=== Your objective ===
Output each entry verbatim and exclude every picture from it.

=== Supplied data ===
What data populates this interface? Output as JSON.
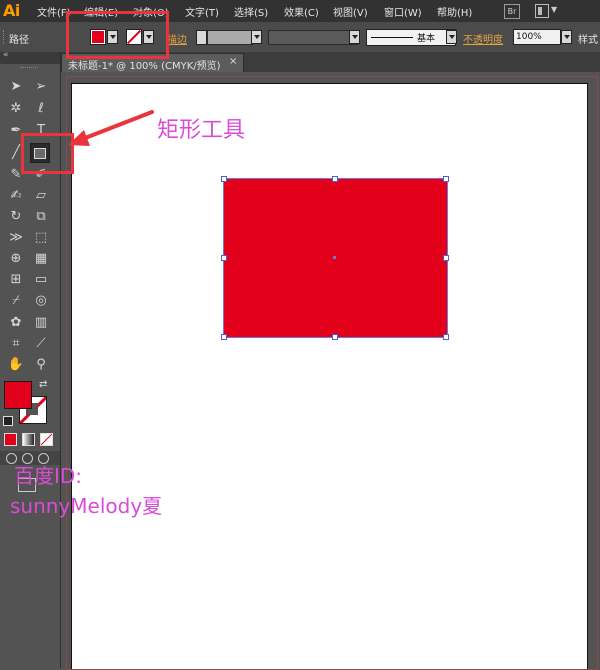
{
  "app": {
    "logo": "Ai"
  },
  "menu": {
    "items": [
      "文件(F)",
      "编辑(E)",
      "对象(O)",
      "文字(T)",
      "选择(S)",
      "效果(C)",
      "视图(V)",
      "窗口(W)",
      "帮助(H)"
    ]
  },
  "menu_right": {
    "bridge_label": "Br"
  },
  "control_bar": {
    "path_label": "路径",
    "fill_color": "#e2001a",
    "stroke": "none",
    "stroke_label": "描边",
    "stroke_profile": "基本",
    "opacity_label": "不透明度",
    "opacity_value": "100%",
    "style_label": "样式"
  },
  "document": {
    "tab_title": "未标题-1* @ 100% (CMYK/预览)",
    "close_symbol": "×"
  },
  "canvas": {
    "rectangle_fill": "#e2001a",
    "artboard_color": "#ffffff"
  },
  "tools": {
    "active_tool": "rectangle",
    "fill_color": "#e2001a",
    "icons": [
      "selection",
      "direct-selection",
      "magic-wand",
      "lasso",
      "pen",
      "type",
      "line",
      "rectangle",
      "paintbrush",
      "pencil",
      "blob-brush",
      "eraser",
      "rotate",
      "scale",
      "width",
      "free-transform",
      "shape-builder",
      "perspective-grid",
      "mesh",
      "gradient",
      "eyedropper",
      "blend",
      "symbol-sprayer",
      "column-graph",
      "artboard",
      "slice",
      "hand",
      "zoom"
    ]
  },
  "annotations": {
    "tool_label": "矩形工具",
    "id_label": "百度ID:",
    "username": "sunnyMelody夏",
    "color": "#d84cd6",
    "highlight_color": "#e8343a"
  }
}
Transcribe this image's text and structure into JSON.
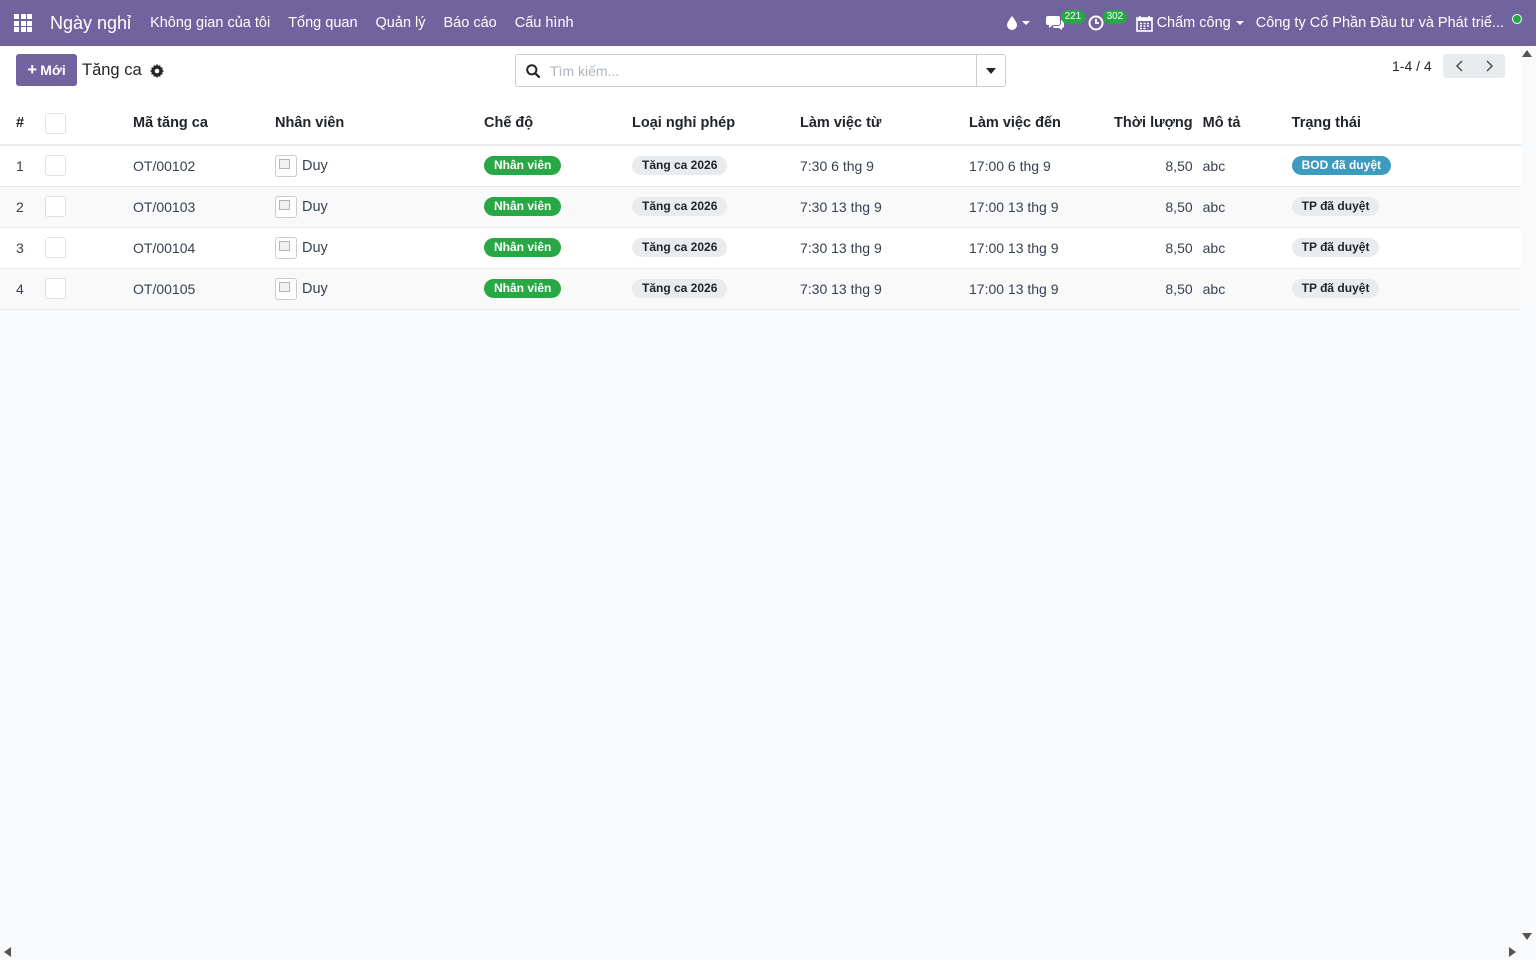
{
  "topbar": {
    "app_title": "Ngày nghỉ",
    "menu": [
      {
        "label": "Không gian của tôi"
      },
      {
        "label": "Tổng quan"
      },
      {
        "label": "Quản lý"
      },
      {
        "label": "Báo cáo"
      },
      {
        "label": "Cấu hình"
      }
    ],
    "messages_count": "221",
    "activities_count": "302",
    "attendance_label": "Chấm công",
    "company_name": "Công ty Cổ Phần Đầu tư và Phát triể..."
  },
  "control": {
    "new_button_label": "Mới",
    "breadcrumb": "Tăng ca",
    "search_placeholder": "Tìm kiếm...",
    "pager_text": "1-4 / 4"
  },
  "table": {
    "columns": {
      "num": "#",
      "code": "Mã tăng ca",
      "employee": "Nhân viên",
      "mode": "Chế độ",
      "leave_type": "Loại nghỉ phép",
      "from": "Làm việc từ",
      "to": "Làm việc đến",
      "duration": "Thời lượng",
      "description": "Mô tả",
      "state": "Trạng thái"
    },
    "rows": [
      {
        "num": "1",
        "code": "OT/00102",
        "employee": "Duy",
        "mode": "Nhân viên",
        "leave_type": "Tăng ca 2026",
        "from": "7:30 6 thg 9",
        "to": "17:00 6 thg 9",
        "duration": "8,50",
        "description": "abc",
        "state": "BOD đã duyệt",
        "state_color": "#3c9bbf"
      },
      {
        "num": "2",
        "code": "OT/00103",
        "employee": "Duy",
        "mode": "Nhân viên",
        "leave_type": "Tăng ca 2026",
        "from": "7:30 13 thg 9",
        "to": "17:00 13 thg 9",
        "duration": "8,50",
        "description": "abc",
        "state": "TP đã duyệt",
        "state_color": "#e9ecef"
      },
      {
        "num": "3",
        "code": "OT/00104",
        "employee": "Duy",
        "mode": "Nhân viên",
        "leave_type": "Tăng ca 2026",
        "from": "7:30 13 thg 9",
        "to": "17:00 13 thg 9",
        "duration": "8,50",
        "description": "abc",
        "state": "TP đã duyệt",
        "state_color": "#e9ecef"
      },
      {
        "num": "4",
        "code": "OT/00105",
        "employee": "Duy",
        "mode": "Nhân viên",
        "leave_type": "Tăng ca 2026",
        "from": "7:30 13 thg 9",
        "to": "17:00 13 thg 9",
        "duration": "8,50",
        "description": "abc",
        "state": "TP đã duyệt",
        "state_color": "#e9ecef"
      }
    ]
  },
  "colors": {
    "brand": "#71639e",
    "mode_badge": "#28a745",
    "bod_badge": "#3c9bbf",
    "online": "#28a745"
  }
}
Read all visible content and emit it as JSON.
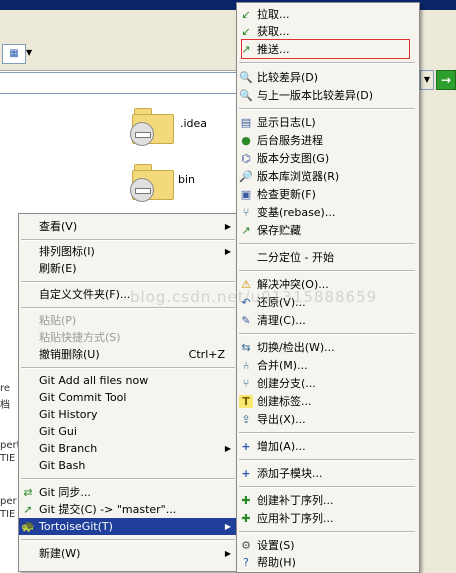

=== Expected answer ===
What data populates this interface? Output as JSON.
{
  "app": {
    "logo": "Ai"
  },
  "menu": {
    "items": [
      "文件(F)",
      "编辑(E)",
      "对象(O)",
      "文字(T)",
      "选择(S)",
      "效果(C)",
      "视图(V)",
      "窗口(W)",
      "帮助(H)"
    ]
  },
  "menu_right": {
    "bridge_label": "Br"
  },
  "control_bar": {
    "path_label": "路径",
    "fill_color": "#e2001a",
    "stroke": "none",
    "stroke_label": "描边",
    "stroke_profile": "基本",
    "opacity_label": "不透明度",
    "opacity_value": "100%",
    "style_label": "样式"
  },
  "document": {
    "tab_title": "未标题-1* @ 100% (CMYK/预览)",
    "close_symbol": "×"
  },
  "canvas": {
    "rectangle_fill": "#e2001a",
    "artboard_color": "#ffffff"
  },
  "tools": {
    "active_tool": "rectangle",
    "fill_color": "#e2001a",
    "icons": [
      "selection",
      "direct-selection",
      "magic-wand",
      "lasso",
      "pen",
      "type",
      "line",
      "rectangle",
      "paintbrush",
      "pencil",
      "blob-brush",
      "eraser",
      "rotate",
      "scale",
      "width",
      "free-transform",
      "shape-builder",
      "perspective-grid",
      "mesh",
      "gradient",
      "eyedropper",
      "blend",
      "symbol-sprayer",
      "column-graph",
      "artboard",
      "slice",
      "hand",
      "zoom"
    ]
  },
  "annotations": {
    "tool_label": "矩形工具",
    "id_label": "百度ID:",
    "username": "sunnyMelody夏",
    "color": "#d84cd6",
    "highlight_color": "#e8343a"
  }
}
Transcribe this image's text and structure into JSON.
{
  "topbar": {
    "app_title": "Ngày nghỉ",
    "menu": [
      {
        "label": "Không gian của tôi"
      },
      {
        "label": "Tổng quan"
      },
      {
        "label": "Quản lý"
      },
      {
        "label": "Báo cáo"
      },
      {
        "label": "Cấu hình"
      }
    ],
    "messages_count": "221",
    "activities_count": "302",
    "attendance_label": "Chấm công",
    "company_name": "Công ty Cổ Phần Đầu tư và Phát triể..."
  },
  "control": {
    "new_button_label": "Mới",
    "breadcrumb": "Tăng ca",
    "search_placeholder": "Tìm kiếm...",
    "pager_text": "1-4 / 4"
  },
  "table": {
    "columns": {
      "num": "#",
      "code": "Mã tăng ca",
      "employee": "Nhân viên",
      "mode": "Chế độ",
      "leave_type": "Loại nghỉ phép",
      "from": "Làm việc từ",
      "to": "Làm việc đến",
      "duration": "Thời lượng",
      "description": "Mô tả",
      "state": "Trạng thái"
    },
    "rows": [
      {
        "num": "1",
        "code": "OT/00102",
        "employee": "Duy",
        "mode": "Nhân viên",
        "leave_type": "Tăng ca 2026",
        "from": "7:30 6 thg 9",
        "to": "17:00 6 thg 9",
        "duration": "8,50",
        "description": "abc",
        "state": "BOD đã duyệt",
        "state_color": "#3c9bbf"
      },
      {
        "num": "2",
        "code": "OT/00103",
        "employee": "Duy",
        "mode": "Nhân viên",
        "leave_type": "Tăng ca 2026",
        "from": "7:30 13 thg 9",
        "to": "17:00 13 thg 9",
        "duration": "8,50",
        "description": "abc",
        "state": "TP đã duyệt",
        "state_color": "#e9ecef"
      },
      {
        "num": "3",
        "code": "OT/00104",
        "employee": "Duy",
        "mode": "Nhân viên",
        "leave_type": "Tăng ca 2026",
        "from": "7:30 13 thg 9",
        "to": "17:00 13 thg 9",
        "duration": "8,50",
        "description": "abc",
        "state": "TP đã duyệt",
        "state_color": "#e9ecef"
      },
      {
        "num": "4",
        "code": "OT/00105",
        "employee": "Duy",
        "mode": "Nhân viên",
        "leave_type": "Tăng ca 2026",
        "from": "7:30 13 thg 9",
        "to": "17:00 13 thg 9",
        "duration": "8,50",
        "description": "abc",
        "state": "TP đã duyệt",
        "state_color": "#e9ecef"
      }
    ]
  },
  "colors": {
    "brand": "#71639e",
    "mode_badge": "#28a745",
    "bod_badge": "#3c9bbf",
    "online": "#28a745"
  }
}
Read all visible content and emit it as JSON.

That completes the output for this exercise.